> _What needs to be done_: Which lines include the word "Публичные"? Copy each of them.

> _Data supplied_:
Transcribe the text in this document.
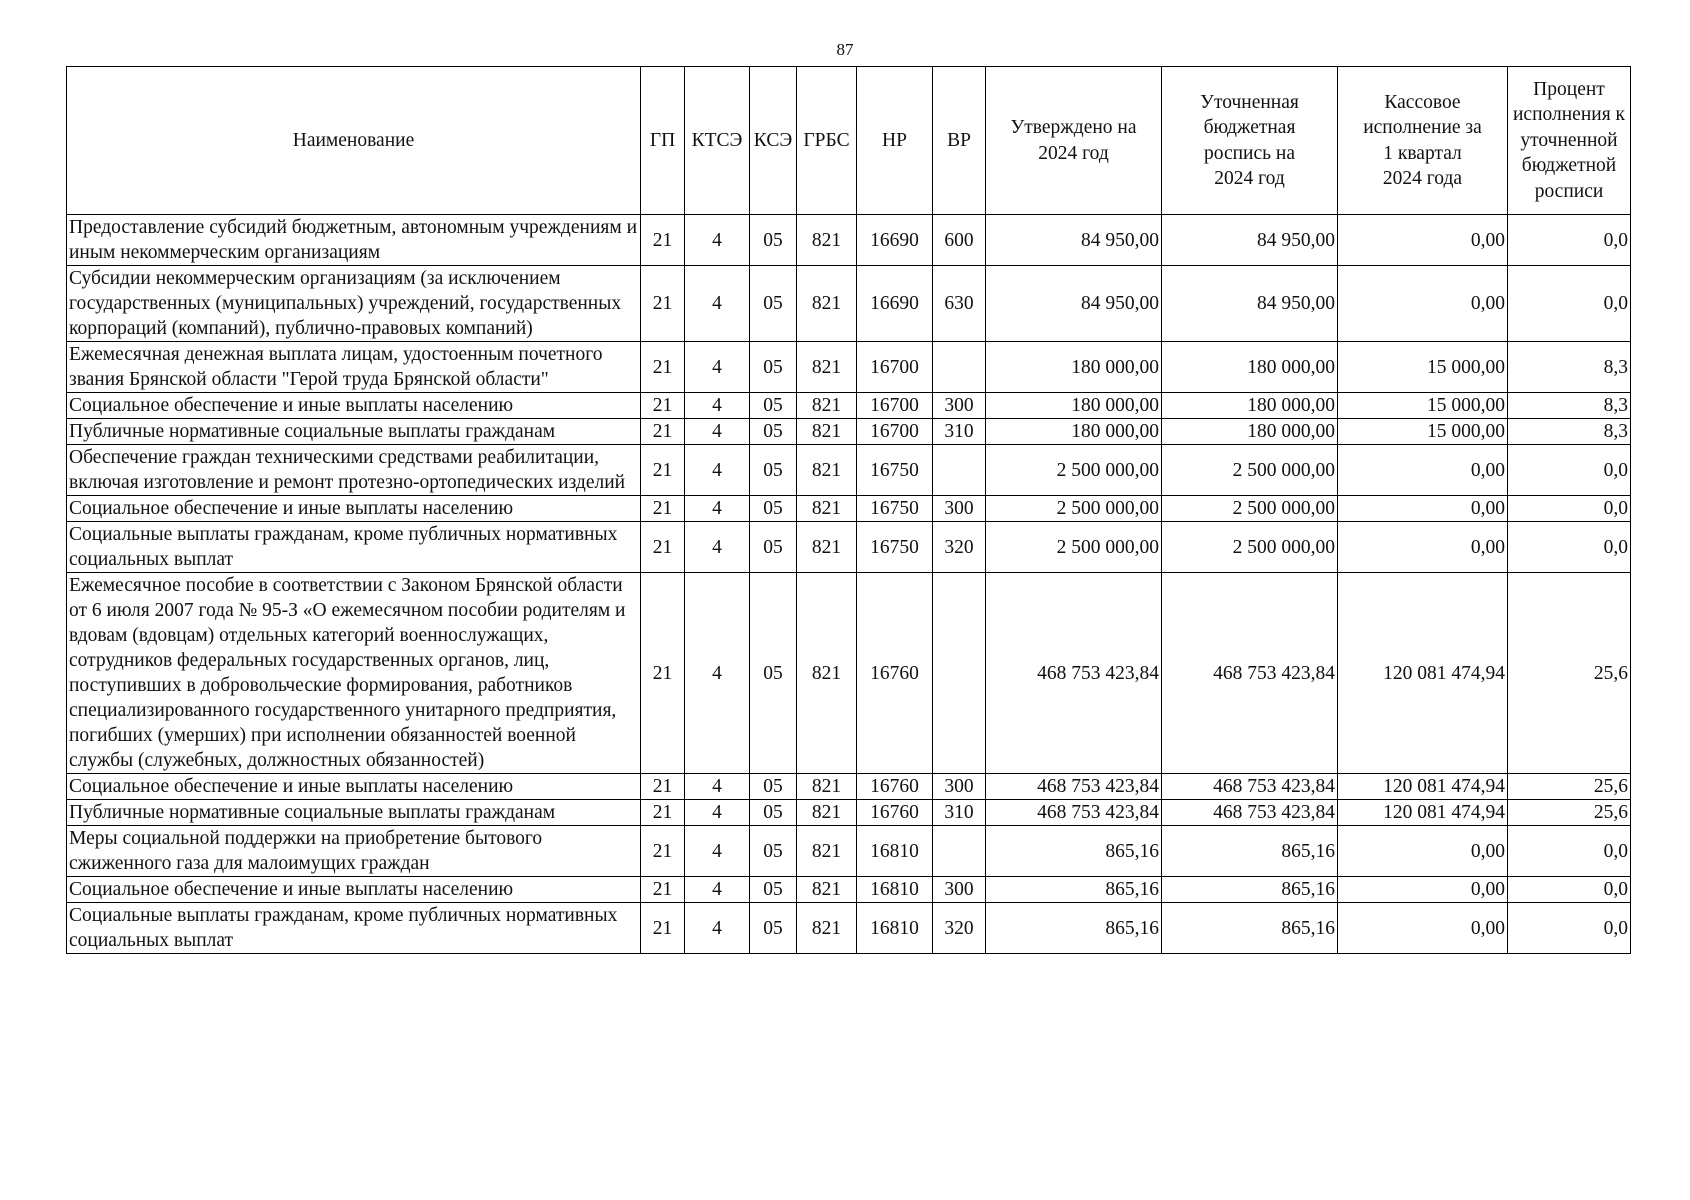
87
Наименование	ГП	КТСЭ	КСЭ	ГРБС	НР	ВР	Утверждено на 2024 год	Уточненная бюджетная роспись на 2024 год	Кассовое исполнение за 1 квартал 2024 года	Процент исполнения к уточненной бюджетной росписи
Предоставление субсидий бюджетным, автономным учреждениям и иным некоммерческим организациям	21	4	05	821	16690	600	84 950,00	84 950,00	0,00	0,0
Субсидии некоммерческим организациям (за исключением государственных (муниципальных) учреждений, государственных корпораций (компаний), публично-правовых компаний)	21	4	05	821	16690	630	84 950,00	84 950,00	0,00	0,0
Ежемесячная денежная выплата лицам, удостоенным почетного звания Брянской области "Герой труда Брянской области"	21	4	05	821	16700		180 000,00	180 000,00	15 000,00	8,3
Социальное обеспечение и иные выплаты населению	21	4	05	821	16700	300	180 000,00	180 000,00	15 000,00	8,3
Публичные нормативные социальные выплаты гражданам	21	4	05	821	16700	310	180 000,00	180 000,00	15 000,00	8,3
Обеспечение граждан техническими средствами реабилитации, включая изготовление и ремонт протезно-ортопедических изделий	21	4	05	821	16750		2 500 000,00	2 500 000,00	0,00	0,0
Социальное обеспечение и иные выплаты населению	21	4	05	821	16750	300	2 500 000,00	2 500 000,00	0,00	0,0
Социальные выплаты гражданам, кроме публичных нормативных социальных выплат	21	4	05	821	16750	320	2 500 000,00	2 500 000,00	0,00	0,0
Ежемесячное пособие в соответствии с Законом Брянской области от 6 июля 2007 года № 95-З «О ежемесячном пособии родителям и вдовам (вдовцам) отдельных категорий военнослужащих, сотрудников федеральных государственных органов, лиц, поступивших в добровольческие формирования, работников специализированного государственного унитарного предприятия, погибших (умерших) при исполнении обязанностей военной службы (служебных, должностных обязанностей)	21	4	05	821	16760		468 753 423,84	468 753 423,84	120 081 474,94	25,6
Социальное обеспечение и иные выплаты населению	21	4	05	821	16760	300	468 753 423,84	468 753 423,84	120 081 474,94	25,6
Публичные нормативные социальные выплаты гражданам	21	4	05	821	16760	310	468 753 423,84	468 753 423,84	120 081 474,94	25,6
Меры социальной поддержки на приобретение бытового сжиженного газа для малоимущих граждан	21	4	05	821	16810		865,16	865,16	0,00	0,0
Социальное обеспечение и иные выплаты населению	21	4	05	821	16810	300	865,16	865,16	0,00	0,0
Социальные выплаты гражданам, кроме публичных нормативных социальных выплат	21	4	05	821	16810	320	865,16	865,16	0,00	0,0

> _Solution for this problem_:
Публичные нормативные социальные выплаты гражданам	21	4	05	821	16700	310	180 000,00	180 000,00	15 000,00	8,3
Публичные нормативные социальные выплаты гражданам	21	4	05	821	16760	310	468 753 423,84	468 753 423,84	120 081 474,94	25,6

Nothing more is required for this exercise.